* Pedido A
Responda com base no texto sobre Richard Wagner:
(i) Quantas óperas formam o ciclo do Anel dos Nibelungos?
(ii) Qual era a profissão de Ludwig Geyer?
(iii) Em que cidade Richard cresceu?
* Pedido B
Diga se cada afirmação concorda com o texto sobre Richard Wagner e cite as palavras do texto que decidem:
(i) Wagner escrevia ele mesmo os libretos de suas óperas.
(ii) Carl Friedrich Wagner foi o segundo marido da mãe de Richard.
(iii) Quando jovem, Richard queria ser cantor de ópera.
* Pedido C
Retome o texto sobre a vida de Richard Wagner e continue-o a partir da última frase.

* Fonte
════════

O compositor, ensaísta e diretor de teatro alemão Richard Wagner (1813-1883) levou a ópera a elevadas alturas em matéria de intensidade musical, revolucionando toda a experiência operística. Diferentemente de Wolfgang Amadeus Mozart (1756-1791) e Giuseppe Verdi (1813-1901), Wagner se encarregava pessoalmente de cada aspecto de suas óperas. Escrevia os libretos, buscava os cantores, regia e até criou um teatro de ópera sem equivalente. Seu monumental ciclo do Anel dos Nibelungos, com quatro óperas interligadas, ocupa lugar ímpar na cultura ocidental.
Wagner foi um homem de extremos em todos os aspectos de sua vida, da ópera à política, dos escritos teóricos às questões íntimas, mas acima de tudo em sua música e na vasta influência que exerceu. Suas posições polêmicas sobre quase tudo também dificultaram a separação entre os sentimentos pessoais e as relações criativas. Seu pai biológico seria Ludwig Geyer, amante de sua mãe e seu segundo marido, depois de Carl Friedrich Wagner. Ator consagrado, Geyer despertou no menino a paixão pelo teatro e chegou a levá-lo ao palco em papeis infantis. Crescendo em Dresden com a ambição de se tornar dramaturgo, Richard, que na época usava o nome possivelmente judeu de Geyer, devorava as obras de William Shakespeare (1564-1616) e Johann Wolfgang von Goethe (1749-1832).

════════

* Material fornecido

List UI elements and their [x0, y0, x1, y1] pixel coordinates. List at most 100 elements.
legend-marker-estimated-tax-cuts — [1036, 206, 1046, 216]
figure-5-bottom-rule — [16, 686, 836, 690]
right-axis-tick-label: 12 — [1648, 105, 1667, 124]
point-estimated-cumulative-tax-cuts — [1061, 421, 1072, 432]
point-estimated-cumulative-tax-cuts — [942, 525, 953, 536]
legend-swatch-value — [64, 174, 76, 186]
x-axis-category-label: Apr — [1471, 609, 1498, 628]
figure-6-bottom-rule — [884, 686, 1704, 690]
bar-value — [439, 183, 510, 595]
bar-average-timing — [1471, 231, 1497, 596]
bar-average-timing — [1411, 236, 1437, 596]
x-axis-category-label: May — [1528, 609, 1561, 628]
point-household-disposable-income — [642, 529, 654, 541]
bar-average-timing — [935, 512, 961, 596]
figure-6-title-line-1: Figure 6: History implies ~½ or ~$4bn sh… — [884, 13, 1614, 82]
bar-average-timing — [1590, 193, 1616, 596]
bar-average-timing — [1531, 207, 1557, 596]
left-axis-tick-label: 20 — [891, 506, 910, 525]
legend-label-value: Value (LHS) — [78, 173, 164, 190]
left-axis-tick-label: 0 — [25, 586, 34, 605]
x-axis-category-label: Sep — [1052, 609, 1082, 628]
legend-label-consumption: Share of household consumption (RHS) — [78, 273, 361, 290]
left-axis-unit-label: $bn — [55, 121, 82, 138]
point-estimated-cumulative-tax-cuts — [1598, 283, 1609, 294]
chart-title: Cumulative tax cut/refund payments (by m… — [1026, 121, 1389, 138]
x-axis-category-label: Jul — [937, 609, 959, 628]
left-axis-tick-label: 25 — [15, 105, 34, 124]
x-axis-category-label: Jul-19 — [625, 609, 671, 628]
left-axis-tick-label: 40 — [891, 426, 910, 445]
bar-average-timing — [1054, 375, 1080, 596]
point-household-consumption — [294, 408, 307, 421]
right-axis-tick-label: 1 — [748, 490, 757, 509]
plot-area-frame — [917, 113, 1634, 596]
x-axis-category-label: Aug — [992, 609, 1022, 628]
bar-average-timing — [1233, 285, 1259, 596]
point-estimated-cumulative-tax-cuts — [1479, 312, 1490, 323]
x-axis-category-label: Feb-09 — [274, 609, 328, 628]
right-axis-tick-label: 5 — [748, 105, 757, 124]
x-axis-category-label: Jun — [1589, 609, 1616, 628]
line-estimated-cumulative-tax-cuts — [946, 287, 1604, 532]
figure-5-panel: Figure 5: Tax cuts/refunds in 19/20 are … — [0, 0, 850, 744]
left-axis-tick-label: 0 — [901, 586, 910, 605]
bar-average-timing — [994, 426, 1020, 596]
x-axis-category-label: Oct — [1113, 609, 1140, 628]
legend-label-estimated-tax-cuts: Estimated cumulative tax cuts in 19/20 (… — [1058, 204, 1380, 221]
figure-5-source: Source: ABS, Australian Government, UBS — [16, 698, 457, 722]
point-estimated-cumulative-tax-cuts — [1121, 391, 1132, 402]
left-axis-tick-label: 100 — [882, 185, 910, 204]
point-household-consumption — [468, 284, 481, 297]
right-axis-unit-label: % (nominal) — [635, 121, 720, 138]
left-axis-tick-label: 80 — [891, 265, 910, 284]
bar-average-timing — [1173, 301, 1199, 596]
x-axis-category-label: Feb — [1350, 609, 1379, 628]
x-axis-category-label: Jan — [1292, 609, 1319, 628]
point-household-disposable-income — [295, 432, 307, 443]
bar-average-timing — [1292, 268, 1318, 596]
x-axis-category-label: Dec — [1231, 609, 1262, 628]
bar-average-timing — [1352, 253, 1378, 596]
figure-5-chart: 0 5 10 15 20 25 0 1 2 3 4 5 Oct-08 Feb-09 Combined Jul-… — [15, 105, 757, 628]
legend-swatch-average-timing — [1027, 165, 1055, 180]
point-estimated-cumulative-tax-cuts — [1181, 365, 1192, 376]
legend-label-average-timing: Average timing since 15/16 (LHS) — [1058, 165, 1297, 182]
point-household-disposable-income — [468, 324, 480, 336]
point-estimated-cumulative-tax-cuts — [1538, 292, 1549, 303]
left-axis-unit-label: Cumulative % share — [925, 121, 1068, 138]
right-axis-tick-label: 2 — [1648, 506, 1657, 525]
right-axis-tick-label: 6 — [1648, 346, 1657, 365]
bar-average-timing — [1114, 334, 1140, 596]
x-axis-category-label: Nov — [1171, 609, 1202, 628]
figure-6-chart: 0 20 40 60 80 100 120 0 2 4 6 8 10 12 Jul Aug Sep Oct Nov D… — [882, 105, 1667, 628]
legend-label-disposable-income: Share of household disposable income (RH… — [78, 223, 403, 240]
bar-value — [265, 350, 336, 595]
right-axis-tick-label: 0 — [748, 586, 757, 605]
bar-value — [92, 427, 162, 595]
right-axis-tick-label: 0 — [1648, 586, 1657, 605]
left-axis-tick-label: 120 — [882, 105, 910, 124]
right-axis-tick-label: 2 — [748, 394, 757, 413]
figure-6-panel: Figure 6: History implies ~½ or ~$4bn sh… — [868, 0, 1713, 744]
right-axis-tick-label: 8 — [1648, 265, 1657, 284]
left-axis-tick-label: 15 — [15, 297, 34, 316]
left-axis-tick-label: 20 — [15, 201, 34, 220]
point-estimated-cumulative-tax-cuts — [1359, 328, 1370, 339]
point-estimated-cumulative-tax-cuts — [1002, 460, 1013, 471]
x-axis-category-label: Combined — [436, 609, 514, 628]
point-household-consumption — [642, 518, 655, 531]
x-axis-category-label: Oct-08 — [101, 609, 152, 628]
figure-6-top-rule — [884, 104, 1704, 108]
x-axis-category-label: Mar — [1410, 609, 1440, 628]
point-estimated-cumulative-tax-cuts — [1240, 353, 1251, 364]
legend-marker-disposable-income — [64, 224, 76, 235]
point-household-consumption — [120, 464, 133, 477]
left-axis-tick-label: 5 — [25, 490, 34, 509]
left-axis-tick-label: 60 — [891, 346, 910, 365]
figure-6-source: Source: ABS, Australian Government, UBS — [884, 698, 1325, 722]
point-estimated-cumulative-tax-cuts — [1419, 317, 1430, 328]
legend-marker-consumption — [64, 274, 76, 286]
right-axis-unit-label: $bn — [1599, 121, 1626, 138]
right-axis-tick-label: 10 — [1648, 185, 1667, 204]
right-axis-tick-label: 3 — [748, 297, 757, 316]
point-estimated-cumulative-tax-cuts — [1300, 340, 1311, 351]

════════

* Resposta esperada A
(i) Quatro óperas interligadas.
(ii) Ator.
(iii) Dresden.

* Resposta esperada B
(i) Sim: "Escrevia os libretos, buscava os cantores, regia e até criou um teatro de ópera sem equivalente."
(ii) Não: "amante de sua mãe e seu segundo marido, depois de Carl Friedrich Wagner"
(iii) Não: "com a ambição de se tornar dramaturgo"

* Resposta esperada C
Interessou-se pela música, de início, com finalidades dramáticas. Apesar de não ter concluído os estudos secundários, frequentou a Universidade de Leipzig, onde mergulhou na música de Ludwig van Beethoven (1770-1827). Sua primeira ópera, Die Feen, ou As fadas, foi composta aos 20 anos sob a influência de Der Freischütz (em português, O Franco-Atirador) de Carl Maria von Weber (1786-1826), obra magnífica e inovadora que é considerada por muitos como o marco fundador do Romantismo alemão na ópera. Logo seria convidado a dirigir teatros de óperas regionais.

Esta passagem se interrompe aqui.